- _Short exercise_: Give a verbatim copy of the lines below, minus the pictures.

- _Material_:
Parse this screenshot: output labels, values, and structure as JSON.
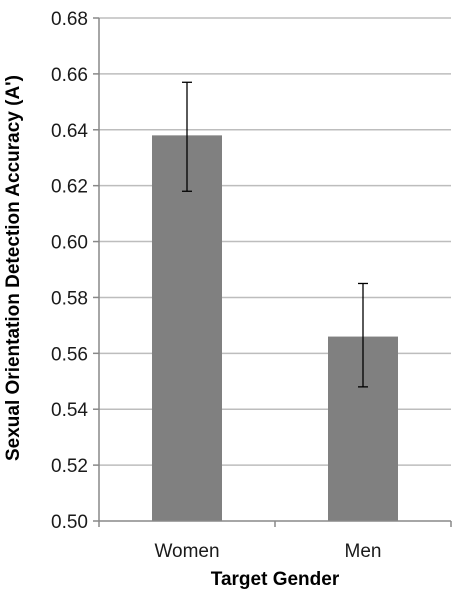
{
  "chart_data": {
    "type": "bar",
    "title": "",
    "xlabel": "Target Gender",
    "ylabel": "Sexual Orientation Detection Accuracy (A')",
    "categories": [
      "Women",
      "Men"
    ],
    "values": [
      0.638,
      0.566
    ],
    "error_low": [
      0.618,
      0.548
    ],
    "error_high": [
      0.657,
      0.585
    ],
    "ylim": [
      0.5,
      0.68
    ],
    "yticks": [
      "0.50",
      "0.52",
      "0.54",
      "0.56",
      "0.58",
      "0.60",
      "0.62",
      "0.64",
      "0.66",
      "0.68"
    ],
    "grid": true,
    "bar_color": "#808080",
    "grid_color": "#bdbdbd"
  }
}
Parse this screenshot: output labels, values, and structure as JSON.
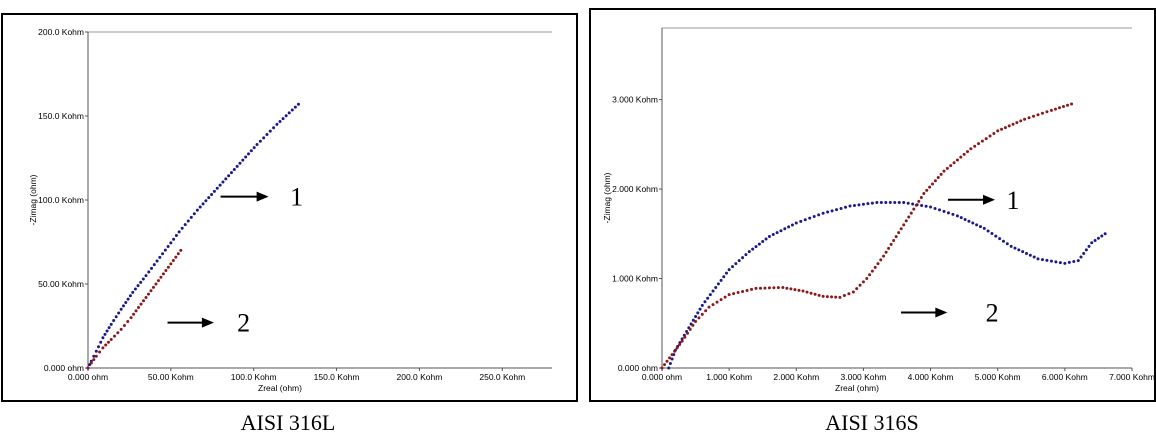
{
  "chart_data": [
    {
      "type": "scatter",
      "caption": "AISI 316L",
      "xlabel": "Zreal (ohm)",
      "ylabel": "-Zimag (ohm)",
      "xlim": [
        0,
        280000
      ],
      "ylim": [
        0,
        200000
      ],
      "x_ticks": [
        {
          "value": 0,
          "label": "0.000 ohm"
        },
        {
          "value": 50000,
          "label": "50.00 Kohm"
        },
        {
          "value": 100000,
          "label": "100.0 Kohm"
        },
        {
          "value": 150000,
          "label": "150.0 Kohm"
        },
        {
          "value": 200000,
          "label": "200.0 Kohm"
        },
        {
          "value": 250000,
          "label": "250.0 Kohm"
        }
      ],
      "y_ticks": [
        {
          "value": 0,
          "label": "0.000 ohm"
        },
        {
          "value": 50000,
          "label": "50.00 Kohm"
        },
        {
          "value": 100000,
          "label": "100.0 Kohm"
        },
        {
          "value": 150000,
          "label": "150.0 Kohm"
        },
        {
          "value": 200000,
          "label": "200.0 Kohm"
        }
      ],
      "annotations": [
        {
          "text": "1",
          "x": 122000,
          "y": 102000,
          "arrow_from": 80000,
          "arrow_to": 109000
        },
        {
          "text": "2",
          "x": 90000,
          "y": 27000,
          "arrow_from": 48000,
          "arrow_to": 76000
        }
      ],
      "series": [
        {
          "color": "#1a1a8c",
          "points": [
            [
              0,
              0
            ],
            [
              2000,
              4000
            ],
            [
              5000,
              10000
            ],
            [
              9000,
              18000
            ],
            [
              14000,
              26000
            ],
            [
              20000,
              35000
            ],
            [
              27000,
              45000
            ],
            [
              35000,
              55000
            ],
            [
              45000,
              68000
            ],
            [
              55000,
              81000
            ],
            [
              66000,
              94000
            ],
            [
              78000,
              107000
            ],
            [
              90000,
              120000
            ],
            [
              102000,
              133000
            ],
            [
              114000,
              145000
            ],
            [
              127000,
              157000
            ]
          ]
        },
        {
          "color": "#8b1a1a",
          "points": [
            [
              0,
              0
            ],
            [
              2000,
              3000
            ],
            [
              5000,
              7000
            ],
            [
              9000,
              12000
            ],
            [
              14000,
              17000
            ],
            [
              20000,
              23000
            ],
            [
              26000,
              30000
            ],
            [
              32000,
              38000
            ],
            [
              38000,
              46000
            ],
            [
              44000,
              54000
            ],
            [
              50000,
              62000
            ],
            [
              56000,
              70000
            ]
          ]
        }
      ]
    },
    {
      "type": "scatter",
      "caption": "AISI 316S",
      "xlabel": "Zreal (ohm)",
      "ylabel": "-Zimag (ohm)",
      "xlim": [
        0,
        7000
      ],
      "ylim": [
        0,
        3800
      ],
      "x_ticks": [
        {
          "value": 0,
          "label": "0.000 ohm"
        },
        {
          "value": 1000,
          "label": "1.000 Kohm"
        },
        {
          "value": 2000,
          "label": "2.000 Kohm"
        },
        {
          "value": 3000,
          "label": "3.000 Kohm"
        },
        {
          "value": 4000,
          "label": "4.000 Kohm"
        },
        {
          "value": 5000,
          "label": "5.000 Kohm"
        },
        {
          "value": 6000,
          "label": "6.000 Kohm"
        },
        {
          "value": 7000,
          "label": "7.000 Kohm"
        }
      ],
      "y_ticks": [
        {
          "value": 0,
          "label": "0.000 ohm"
        },
        {
          "value": 1000,
          "label": "1.000 Kohm"
        },
        {
          "value": 2000,
          "label": "2.000 Kohm"
        },
        {
          "value": 3000,
          "label": "3.000 Kohm"
        }
      ],
      "annotations": [
        {
          "text": "1",
          "x": 5130,
          "y": 1880,
          "arrow_from": 4260,
          "arrow_to": 4960
        },
        {
          "text": "2",
          "x": 4820,
          "y": 620,
          "arrow_from": 3560,
          "arrow_to": 4250
        }
      ],
      "series": [
        {
          "color": "#1a1a8c",
          "points": [
            [
              100,
              0
            ],
            [
              200,
              200
            ],
            [
              400,
              450
            ],
            [
              600,
              700
            ],
            [
              800,
              900
            ],
            [
              1000,
              1100
            ],
            [
              1300,
              1300
            ],
            [
              1600,
              1470
            ],
            [
              2000,
              1620
            ],
            [
              2400,
              1730
            ],
            [
              2800,
              1810
            ],
            [
              3200,
              1850
            ],
            [
              3600,
              1850
            ],
            [
              4000,
              1800
            ],
            [
              4400,
              1700
            ],
            [
              4800,
              1560
            ],
            [
              5200,
              1360
            ],
            [
              5600,
              1220
            ],
            [
              6000,
              1170
            ],
            [
              6200,
              1200
            ],
            [
              6400,
              1400
            ],
            [
              6600,
              1500
            ]
          ]
        },
        {
          "color": "#8b1a1a",
          "points": [
            [
              0,
              0
            ],
            [
              150,
              150
            ],
            [
              300,
              300
            ],
            [
              500,
              520
            ],
            [
              700,
              680
            ],
            [
              1000,
              820
            ],
            [
              1400,
              890
            ],
            [
              1800,
              900
            ],
            [
              2100,
              860
            ],
            [
              2400,
              800
            ],
            [
              2650,
              790
            ],
            [
              2850,
              850
            ],
            [
              3050,
              1000
            ],
            [
              3300,
              1250
            ],
            [
              3600,
              1600
            ],
            [
              3900,
              1950
            ],
            [
              4200,
              2200
            ],
            [
              4600,
              2450
            ],
            [
              5000,
              2650
            ],
            [
              5400,
              2780
            ],
            [
              5800,
              2880
            ],
            [
              6100,
              2950
            ]
          ]
        }
      ]
    }
  ]
}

- _Solved exercise_:
Parse this screenshot: output labels, values, and structure as JSON.
{
  "chart_data": {
    "type": "bar",
    "title": "",
    "xlabel": "Target Gender",
    "ylabel": "Sexual Orientation Detection Accuracy (A')",
    "categories": [
      "Women",
      "Men"
    ],
    "values": [
      0.638,
      0.566
    ],
    "error_low": [
      0.618,
      0.548
    ],
    "error_high": [
      0.657,
      0.585
    ],
    "ylim": [
      0.5,
      0.68
    ],
    "yticks": [
      "0.50",
      "0.52",
      "0.54",
      "0.56",
      "0.58",
      "0.60",
      "0.62",
      "0.64",
      "0.66",
      "0.68"
    ],
    "grid": true,
    "bar_color": "#808080",
    "grid_color": "#bdbdbd"
  }
}
Parse this screenshot: output labels, values, and structure as JSON.
{
  "chart_data": [
    {
      "type": "scatter",
      "caption": "AISI 316L",
      "xlabel": "Zreal (ohm)",
      "ylabel": "-Zimag (ohm)",
      "xlim": [
        0,
        280000
      ],
      "ylim": [
        0,
        200000
      ],
      "x_ticks": [
        {
          "value": 0,
          "label": "0.000 ohm"
        },
        {
          "value": 50000,
          "label": "50.00 Kohm"
        },
        {
          "value": 100000,
          "label": "100.0 Kohm"
        },
        {
          "value": 150000,
          "label": "150.0 Kohm"
        },
        {
          "value": 200000,
          "label": "200.0 Kohm"
        },
        {
          "value": 250000,
          "label": "250.0 Kohm"
        }
      ],
      "y_ticks": [
        {
          "value": 0,
          "label": "0.000 ohm"
        },
        {
          "value": 50000,
          "label": "50.00 Kohm"
        },
        {
          "value": 100000,
          "label": "100.0 Kohm"
        },
        {
          "value": 150000,
          "label": "150.0 Kohm"
        },
        {
          "value": 200000,
          "label": "200.0 Kohm"
        }
      ],
      "annotations": [
        {
          "text": "1",
          "x": 122000,
          "y": 102000,
          "arrow_from": 80000,
          "arrow_to": 109000
        },
        {
          "text": "2",
          "x": 90000,
          "y": 27000,
          "arrow_from": 48000,
          "arrow_to": 76000
        }
      ],
      "series": [
        {
          "color": "#1a1a8c",
          "points": [
            [
              0,
              0
            ],
            [
              2000,
              4000
            ],
            [
              5000,
              10000
            ],
            [
              9000,
              18000
            ],
            [
              14000,
              26000
            ],
            [
              20000,
              35000
            ],
            [
              27000,
              45000
            ],
            [
              35000,
              55000
            ],
            [
              45000,
              68000
            ],
            [
              55000,
              81000
            ],
            [
              66000,
              94000
            ],
            [
              78000,
              107000
            ],
            [
              90000,
              120000
            ],
            [
              102000,
              133000
            ],
            [
              114000,
              145000
            ],
            [
              127000,
              157000
            ]
          ]
        },
        {
          "color": "#8b1a1a",
          "points": [
            [
              0,
              0
            ],
            [
              2000,
              3000
            ],
            [
              5000,
              7000
            ],
            [
              9000,
              12000
            ],
            [
              14000,
              17000
            ],
            [
              20000,
              23000
            ],
            [
              26000,
              30000
            ],
            [
              32000,
              38000
            ],
            [
              38000,
              46000
            ],
            [
              44000,
              54000
            ],
            [
              50000,
              62000
            ],
            [
              56000,
              70000
            ]
          ]
        }
      ]
    },
    {
      "type": "scatter",
      "caption": "AISI 316S",
      "xlabel": "Zreal (ohm)",
      "ylabel": "-Zimag (ohm)",
      "xlim": [
        0,
        7000
      ],
      "ylim": [
        0,
        3800
      ],
      "x_ticks": [
        {
          "value": 0,
          "label": "0.000 ohm"
        },
        {
          "value": 1000,
          "label": "1.000 Kohm"
        },
        {
          "value": 2000,
          "label": "2.000 Kohm"
        },
        {
          "value": 3000,
          "label": "3.000 Kohm"
        },
        {
          "value": 4000,
          "label": "4.000 Kohm"
        },
        {
          "value": 5000,
          "label": "5.000 Kohm"
        },
        {
          "value": 6000,
          "label": "6.000 Kohm"
        },
        {
          "value": 7000,
          "label": "7.000 Kohm"
        }
      ],
      "y_ticks": [
        {
          "value": 0,
          "label": "0.000 ohm"
        },
        {
          "value": 1000,
          "label": "1.000 Kohm"
        },
        {
          "value": 2000,
          "label": "2.000 Kohm"
        },
        {
          "value": 3000,
          "label": "3.000 Kohm"
        }
      ],
      "annotations": [
        {
          "text": "1",
          "x": 5130,
          "y": 1880,
          "arrow_from": 4260,
          "arrow_to": 4960
        },
        {
          "text": "2",
          "x": 4820,
          "y": 620,
          "arrow_from": 3560,
          "arrow_to": 4250
        }
      ],
      "series": [
        {
          "color": "#1a1a8c",
          "points": [
            [
              100,
              0
            ],
            [
              200,
              200
            ],
            [
              400,
              450
            ],
            [
              600,
              700
            ],
            [
              800,
              900
            ],
            [
              1000,
              1100
            ],
            [
              1300,
              1300
            ],
            [
              1600,
              1470
            ],
            [
              2000,
              1620
            ],
            [
              2400,
              1730
            ],
            [
              2800,
              1810
            ],
            [
              3200,
              1850
            ],
            [
              3600,
              1850
            ],
            [
              4000,
              1800
            ],
            [
              4400,
              1700
            ],
            [
              4800,
              1560
            ],
            [
              5200,
              1360
            ],
            [
              5600,
              1220
            ],
            [
              6000,
              1170
            ],
            [
              6200,
              1200
            ],
            [
              6400,
              1400
            ],
            [
              6600,
              1500
            ]
          ]
        },
        {
          "color": "#8b1a1a",
          "points": [
            [
              0,
              0
            ],
            [
              150,
              150
            ],
            [
              300,
              300
            ],
            [
              500,
              520
            ],
            [
              700,
              680
            ],
            [
              1000,
              820
            ],
            [
              1400,
              890
            ],
            [
              1800,
              900
            ],
            [
              2100,
              860
            ],
            [
              2400,
              800
            ],
            [
              2650,
              790
            ],
            [
              2850,
              850
            ],
            [
              3050,
              1000
            ],
            [
              3300,
              1250
            ],
            [
              3600,
              1600
            ],
            [
              3900,
              1950
            ],
            [
              4200,
              2200
            ],
            [
              4600,
              2450
            ],
            [
              5000,
              2650
            ],
            [
              5400,
              2780
            ],
            [
              5800,
              2880
            ],
            [
              6100,
              2950
            ]
          ]
        }
      ]
    }
  ]
}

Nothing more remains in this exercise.